**ACTIVITY**
This task calls for copying each line below that contains "panel".

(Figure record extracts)
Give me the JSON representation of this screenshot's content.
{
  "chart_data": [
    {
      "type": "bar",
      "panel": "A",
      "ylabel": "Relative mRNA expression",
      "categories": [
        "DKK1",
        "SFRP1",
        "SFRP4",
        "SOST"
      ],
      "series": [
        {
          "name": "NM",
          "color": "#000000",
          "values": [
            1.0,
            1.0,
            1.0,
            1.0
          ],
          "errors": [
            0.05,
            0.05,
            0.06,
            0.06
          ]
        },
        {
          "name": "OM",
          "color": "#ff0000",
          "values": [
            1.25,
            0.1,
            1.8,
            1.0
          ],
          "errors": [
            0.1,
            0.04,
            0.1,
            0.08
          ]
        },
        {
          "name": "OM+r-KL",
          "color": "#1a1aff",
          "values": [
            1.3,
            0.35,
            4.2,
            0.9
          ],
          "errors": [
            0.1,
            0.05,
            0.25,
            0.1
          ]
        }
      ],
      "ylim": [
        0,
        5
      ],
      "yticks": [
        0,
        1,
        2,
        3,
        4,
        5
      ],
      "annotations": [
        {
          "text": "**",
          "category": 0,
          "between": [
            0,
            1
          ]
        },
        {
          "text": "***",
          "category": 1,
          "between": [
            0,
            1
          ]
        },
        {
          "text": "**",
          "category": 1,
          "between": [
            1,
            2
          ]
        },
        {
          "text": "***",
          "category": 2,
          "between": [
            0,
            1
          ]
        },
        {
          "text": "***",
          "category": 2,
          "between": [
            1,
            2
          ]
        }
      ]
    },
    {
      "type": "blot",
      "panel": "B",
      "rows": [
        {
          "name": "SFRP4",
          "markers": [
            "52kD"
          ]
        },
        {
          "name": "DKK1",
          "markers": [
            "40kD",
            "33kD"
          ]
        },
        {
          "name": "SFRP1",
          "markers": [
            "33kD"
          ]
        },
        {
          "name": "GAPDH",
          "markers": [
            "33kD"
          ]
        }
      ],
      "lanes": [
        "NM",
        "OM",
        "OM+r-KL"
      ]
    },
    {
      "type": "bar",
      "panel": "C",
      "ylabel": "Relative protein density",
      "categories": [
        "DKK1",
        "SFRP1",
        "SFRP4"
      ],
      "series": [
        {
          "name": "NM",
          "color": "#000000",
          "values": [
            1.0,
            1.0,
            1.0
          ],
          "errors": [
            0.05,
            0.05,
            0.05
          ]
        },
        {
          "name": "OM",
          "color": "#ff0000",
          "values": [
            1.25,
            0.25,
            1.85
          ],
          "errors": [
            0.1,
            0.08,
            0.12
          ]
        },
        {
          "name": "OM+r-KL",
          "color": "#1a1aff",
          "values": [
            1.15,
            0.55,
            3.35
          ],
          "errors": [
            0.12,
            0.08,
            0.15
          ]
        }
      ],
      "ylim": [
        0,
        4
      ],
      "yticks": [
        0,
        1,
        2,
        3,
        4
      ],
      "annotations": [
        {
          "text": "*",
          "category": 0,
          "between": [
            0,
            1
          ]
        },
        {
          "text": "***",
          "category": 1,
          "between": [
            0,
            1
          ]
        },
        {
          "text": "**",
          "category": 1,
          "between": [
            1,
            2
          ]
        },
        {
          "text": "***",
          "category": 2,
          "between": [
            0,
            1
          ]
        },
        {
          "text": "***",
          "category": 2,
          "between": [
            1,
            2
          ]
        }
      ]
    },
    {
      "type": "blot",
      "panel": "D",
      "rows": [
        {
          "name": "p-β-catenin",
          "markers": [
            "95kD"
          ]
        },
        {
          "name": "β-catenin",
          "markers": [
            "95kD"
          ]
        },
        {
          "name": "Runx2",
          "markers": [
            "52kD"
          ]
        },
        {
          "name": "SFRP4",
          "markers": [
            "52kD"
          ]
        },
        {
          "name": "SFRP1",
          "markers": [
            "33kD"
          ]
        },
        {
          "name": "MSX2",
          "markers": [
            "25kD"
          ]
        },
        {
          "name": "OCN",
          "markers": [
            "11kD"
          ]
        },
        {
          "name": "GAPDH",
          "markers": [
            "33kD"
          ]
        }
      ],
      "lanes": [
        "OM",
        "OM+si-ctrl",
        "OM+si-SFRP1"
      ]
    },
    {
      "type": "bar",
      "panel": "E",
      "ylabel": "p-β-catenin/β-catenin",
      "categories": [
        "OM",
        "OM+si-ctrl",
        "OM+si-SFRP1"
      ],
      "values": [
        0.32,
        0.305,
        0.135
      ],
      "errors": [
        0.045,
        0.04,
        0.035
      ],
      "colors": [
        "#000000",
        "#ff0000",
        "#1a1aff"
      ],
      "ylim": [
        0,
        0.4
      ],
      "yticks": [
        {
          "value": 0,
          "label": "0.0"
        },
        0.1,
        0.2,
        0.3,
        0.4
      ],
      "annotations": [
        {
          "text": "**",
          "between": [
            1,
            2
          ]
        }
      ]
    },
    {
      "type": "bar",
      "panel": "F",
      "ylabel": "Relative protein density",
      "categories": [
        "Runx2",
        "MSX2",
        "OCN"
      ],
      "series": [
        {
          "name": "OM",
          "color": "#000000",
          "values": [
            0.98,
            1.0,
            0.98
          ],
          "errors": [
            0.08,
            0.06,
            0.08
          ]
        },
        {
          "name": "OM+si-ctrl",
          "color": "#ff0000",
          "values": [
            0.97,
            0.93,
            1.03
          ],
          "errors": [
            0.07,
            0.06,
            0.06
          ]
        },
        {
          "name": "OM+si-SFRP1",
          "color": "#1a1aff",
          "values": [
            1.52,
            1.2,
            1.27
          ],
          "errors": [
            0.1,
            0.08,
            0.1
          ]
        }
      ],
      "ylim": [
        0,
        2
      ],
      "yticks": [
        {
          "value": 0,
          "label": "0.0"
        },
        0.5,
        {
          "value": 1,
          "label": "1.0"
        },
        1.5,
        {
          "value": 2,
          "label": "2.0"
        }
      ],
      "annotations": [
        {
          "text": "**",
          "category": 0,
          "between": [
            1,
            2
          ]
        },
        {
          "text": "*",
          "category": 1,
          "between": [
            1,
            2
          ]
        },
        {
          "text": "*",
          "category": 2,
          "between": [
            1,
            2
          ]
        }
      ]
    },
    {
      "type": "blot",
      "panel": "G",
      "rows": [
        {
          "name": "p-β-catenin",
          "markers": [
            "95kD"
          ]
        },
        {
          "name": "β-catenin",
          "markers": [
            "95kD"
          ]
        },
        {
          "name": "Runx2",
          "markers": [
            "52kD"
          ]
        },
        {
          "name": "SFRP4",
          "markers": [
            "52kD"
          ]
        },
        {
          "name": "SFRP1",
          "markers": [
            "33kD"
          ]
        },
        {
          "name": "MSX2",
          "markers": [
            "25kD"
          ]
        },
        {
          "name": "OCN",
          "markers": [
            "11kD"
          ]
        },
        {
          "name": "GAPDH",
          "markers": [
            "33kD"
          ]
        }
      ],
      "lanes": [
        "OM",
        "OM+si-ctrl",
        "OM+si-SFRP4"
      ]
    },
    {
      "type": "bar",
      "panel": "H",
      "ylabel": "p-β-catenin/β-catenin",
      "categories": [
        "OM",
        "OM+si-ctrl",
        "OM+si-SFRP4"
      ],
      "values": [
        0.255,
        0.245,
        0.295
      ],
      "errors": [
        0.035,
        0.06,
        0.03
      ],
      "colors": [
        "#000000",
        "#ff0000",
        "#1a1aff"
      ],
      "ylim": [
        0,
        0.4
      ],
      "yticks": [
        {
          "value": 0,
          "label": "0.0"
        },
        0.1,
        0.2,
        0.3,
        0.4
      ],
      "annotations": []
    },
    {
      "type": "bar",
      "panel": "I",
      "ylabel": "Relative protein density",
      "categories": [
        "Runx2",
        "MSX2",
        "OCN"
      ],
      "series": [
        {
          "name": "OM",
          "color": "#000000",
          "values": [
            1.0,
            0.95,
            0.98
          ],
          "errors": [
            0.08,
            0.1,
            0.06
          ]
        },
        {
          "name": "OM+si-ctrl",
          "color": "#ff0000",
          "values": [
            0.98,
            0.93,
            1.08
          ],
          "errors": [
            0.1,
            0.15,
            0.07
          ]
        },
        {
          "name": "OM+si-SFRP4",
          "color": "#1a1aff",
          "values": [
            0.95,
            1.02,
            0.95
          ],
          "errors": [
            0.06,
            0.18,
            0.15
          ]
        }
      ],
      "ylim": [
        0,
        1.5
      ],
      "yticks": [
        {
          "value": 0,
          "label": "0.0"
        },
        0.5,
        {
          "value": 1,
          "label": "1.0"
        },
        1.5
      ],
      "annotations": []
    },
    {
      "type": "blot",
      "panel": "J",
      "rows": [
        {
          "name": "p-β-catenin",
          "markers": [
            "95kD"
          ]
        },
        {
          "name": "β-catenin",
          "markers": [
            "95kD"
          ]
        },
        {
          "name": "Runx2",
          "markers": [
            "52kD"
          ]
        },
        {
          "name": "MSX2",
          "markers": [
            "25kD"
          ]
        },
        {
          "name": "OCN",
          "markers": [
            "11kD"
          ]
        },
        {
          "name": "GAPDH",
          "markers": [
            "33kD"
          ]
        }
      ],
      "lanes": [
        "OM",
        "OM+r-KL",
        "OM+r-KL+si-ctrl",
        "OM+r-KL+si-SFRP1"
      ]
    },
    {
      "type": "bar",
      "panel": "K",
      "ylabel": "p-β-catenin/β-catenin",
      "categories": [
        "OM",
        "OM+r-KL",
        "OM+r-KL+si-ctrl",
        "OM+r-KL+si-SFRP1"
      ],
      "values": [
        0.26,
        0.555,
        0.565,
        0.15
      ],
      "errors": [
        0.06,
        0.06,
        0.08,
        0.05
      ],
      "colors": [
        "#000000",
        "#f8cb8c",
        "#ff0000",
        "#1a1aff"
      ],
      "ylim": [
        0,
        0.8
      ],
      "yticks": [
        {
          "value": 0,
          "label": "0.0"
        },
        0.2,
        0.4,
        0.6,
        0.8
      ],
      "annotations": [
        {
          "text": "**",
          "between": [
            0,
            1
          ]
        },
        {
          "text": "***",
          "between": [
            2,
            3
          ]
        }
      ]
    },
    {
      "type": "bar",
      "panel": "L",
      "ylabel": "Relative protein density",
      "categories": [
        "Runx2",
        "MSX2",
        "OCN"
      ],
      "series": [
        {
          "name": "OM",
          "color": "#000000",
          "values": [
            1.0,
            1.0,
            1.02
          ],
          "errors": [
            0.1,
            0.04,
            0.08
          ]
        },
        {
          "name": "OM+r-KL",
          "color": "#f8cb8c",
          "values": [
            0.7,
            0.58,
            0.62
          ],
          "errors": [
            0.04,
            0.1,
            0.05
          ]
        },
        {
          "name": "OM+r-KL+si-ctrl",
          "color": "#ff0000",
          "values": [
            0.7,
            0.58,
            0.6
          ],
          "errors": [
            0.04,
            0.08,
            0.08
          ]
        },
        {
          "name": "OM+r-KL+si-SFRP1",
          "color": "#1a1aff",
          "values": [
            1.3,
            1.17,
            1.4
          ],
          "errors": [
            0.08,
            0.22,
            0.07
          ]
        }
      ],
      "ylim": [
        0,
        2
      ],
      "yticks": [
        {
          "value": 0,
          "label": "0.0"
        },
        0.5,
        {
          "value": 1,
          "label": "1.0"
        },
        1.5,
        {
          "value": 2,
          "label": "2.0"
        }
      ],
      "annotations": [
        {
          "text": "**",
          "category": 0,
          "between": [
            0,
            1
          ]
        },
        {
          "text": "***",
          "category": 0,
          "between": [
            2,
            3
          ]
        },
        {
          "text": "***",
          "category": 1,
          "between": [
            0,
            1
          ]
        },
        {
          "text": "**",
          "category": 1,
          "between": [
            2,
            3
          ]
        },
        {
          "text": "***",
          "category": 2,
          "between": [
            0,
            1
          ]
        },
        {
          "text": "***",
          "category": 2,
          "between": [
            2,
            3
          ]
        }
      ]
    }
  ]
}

**TASK OUTPUT**
      "panel": "A",
      "panel": "B",
      "panel": "C",
      "panel": "D",
      "panel": "E",
      "panel": "F",
      "panel": "G",
      "panel": "H",
      "panel": "I",
      "panel": "J",
      "panel": "K",
      "panel": "L",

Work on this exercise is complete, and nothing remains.